Problemi
1. Nell'omelia sull'attesa del Natale, qual è il vero e solo Dono di cui ogni uomo ha bisogno?
2. Prosegui l'omelia sull'attesa del Natale dopo l'ultima frase riportata.

Estratto del testo
· · · · · · ·

Omelia (17-12-2006)
mons. Antonio Riboldi
Cosa devo fare?

Che il Natale si stia velocemente avvicinando forse lo vediamo dallo sfarzo con cui il mondo lo prepara, 'alla sua maniera', illuminando le vie di 'stelle', con negozi che sembrano dare l'idea che la felicità sia nelle 'cose', o doni. Tutte vanità che poco aiutano a capire il grande Dono che Dio ci sta facendo: il Suo Figlio Unigenito, Gesù.
È Lui il vero e solo Dono di cui l'uomo, ogni uomo, ha bisogno...anche se non lo sa o non vuole ammetterlo. Il resto è cornice di festa che può fermarsi lì, senza farci salire di un palmo verso le stelle che fanno corona al Dio tra noi e con noi.
La Chiesa, invece, sollecita a essere lieti, perché Gesù è vicino.

· · · · · · ·

Dati
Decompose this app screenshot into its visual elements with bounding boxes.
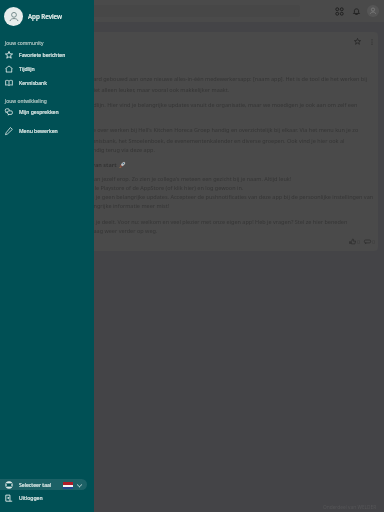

· · · · · · ·

Risultati per esercizio
1. Gesù, il Figlio Unigenito di Dio.

2.
Così infatti scrive Paolo ai Filippesi: "Fratelli, rallegratevi nel Signore, ve lo ripeto ancora, rallegratevi. La vostra affabilità sia nota a tutti gli uomini. Il Signore è vicino! Non angustiatevi per nulla, ma in ogni necessità esponete a Dio le vostre richieste, con preghiere, suppliche e ringraziamenti: e la pace di Dio, che sorpassa ogni intelligenza, custodirà i vostri cuori e i vostri pensieri in Cristo" (Fil 4, 4-7).
Una volta, questa domenica era detta: 'Laetare!', ossia 'Gioite!': 'Fatevi riempire di gioia perché Dio è vicino'.
Se riflettiamo bene, e vi invito a farlo, la nostra vita assomiglia tanto a un tempo di attesa, o avvento: attesa che Dio si faccia vicino a noi e ci tolga dalla tristezza che ci avvolge e che, a volte, tentiamo di soffocare, affidandoci forse a quanto non ha cuore, ossia alle cose che hanno solo 'l'apparente splendore dell'oro'. Per cui c'è davvero un Natale necessario per tutti, sempre che trovi in noi posto nella 'nostra grotta', lontana dal chiasso del mondo.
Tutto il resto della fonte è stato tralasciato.